TASK BRIEF - Exclude the pictures, then repeat the remaining data exactly.

GIVEN DATA -
——————
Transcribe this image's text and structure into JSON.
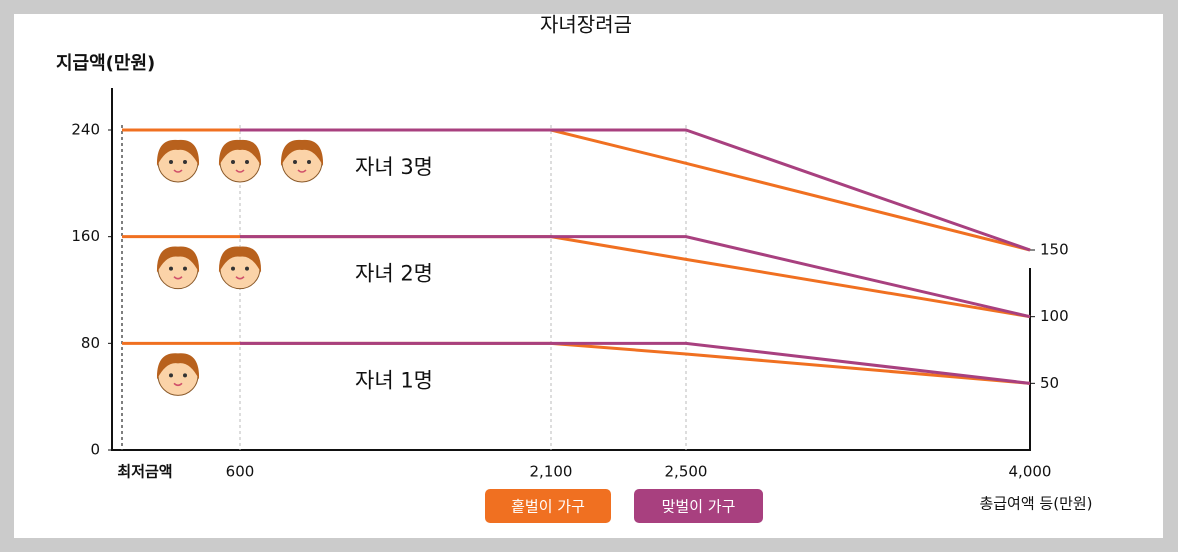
{
  "chart_data": {
    "type": "line",
    "title": "자녀장려금",
    "y_label": "지급액(만원)",
    "x_label": "총급여액 등(만원)",
    "categories": [
      "최저금액",
      "600",
      "2,100",
      "2,500",
      "4,000"
    ],
    "ylim": [
      0,
      270
    ],
    "yticks": [
      0,
      80,
      160,
      240
    ],
    "right_ticks": [
      50,
      100,
      150
    ],
    "legend": [
      {
        "name": "홑벌이 가구",
        "color": "#f07021"
      },
      {
        "name": "맞벌이 가구",
        "color": "#a8407f"
      }
    ],
    "groups": [
      {
        "label": "자녀 3명",
        "series": [
          {
            "values": [
              240,
              240,
              240,
              215,
              150
            ]
          },
          {
            "values": [
              null,
              240,
              240,
              240,
              150
            ]
          }
        ]
      },
      {
        "label": "자녀 2명",
        "series": [
          {
            "values": [
              160,
              160,
              160,
              143,
              100
            ]
          },
          {
            "values": [
              null,
              160,
              160,
              160,
              100
            ]
          }
        ]
      },
      {
        "label": "자녀 1명",
        "series": [
          {
            "values": [
              80,
              80,
              80,
              72,
              50
            ]
          },
          {
            "values": [
              null,
              80,
              80,
              80,
              50
            ]
          }
        ]
      }
    ]
  }
}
——————
RESULT BELOW -
Transcribe this image's text and structure into JSON.
{
  "chart_data": {
    "type": "line",
    "title": "자녀장려금",
    "y_label": "지급액(만원)",
    "x_label": "총급여액 등(만원)",
    "categories": [
      "최저금액",
      "600",
      "2,100",
      "2,500",
      "4,000"
    ],
    "ylim": [
      0,
      270
    ],
    "yticks": [
      0,
      80,
      160,
      240
    ],
    "right_ticks": [
      50,
      100,
      150
    ],
    "legend": [
      {
        "name": "홑벌이 가구",
        "color": "#f07021"
      },
      {
        "name": "맞벌이 가구",
        "color": "#a8407f"
      }
    ],
    "groups": [
      {
        "label": "자녀 3명",
        "series": [
          {
            "values": [
              240,
              240,
              240,
              215,
              150
            ]
          },
          {
            "values": [
              null,
              240,
              240,
              240,
              150
            ]
          }
        ]
      },
      {
        "label": "자녀 2명",
        "series": [
          {
            "values": [
              160,
              160,
              160,
              143,
              100
            ]
          },
          {
            "values": [
              null,
              160,
              160,
              160,
              100
            ]
          }
        ]
      },
      {
        "label": "자녀 1명",
        "series": [
          {
            "values": [
              80,
              80,
              80,
              72,
              50
            ]
          },
          {
            "values": [
              null,
              80,
              80,
              80,
              50
            ]
          }
        ]
      }
    ]
  }
}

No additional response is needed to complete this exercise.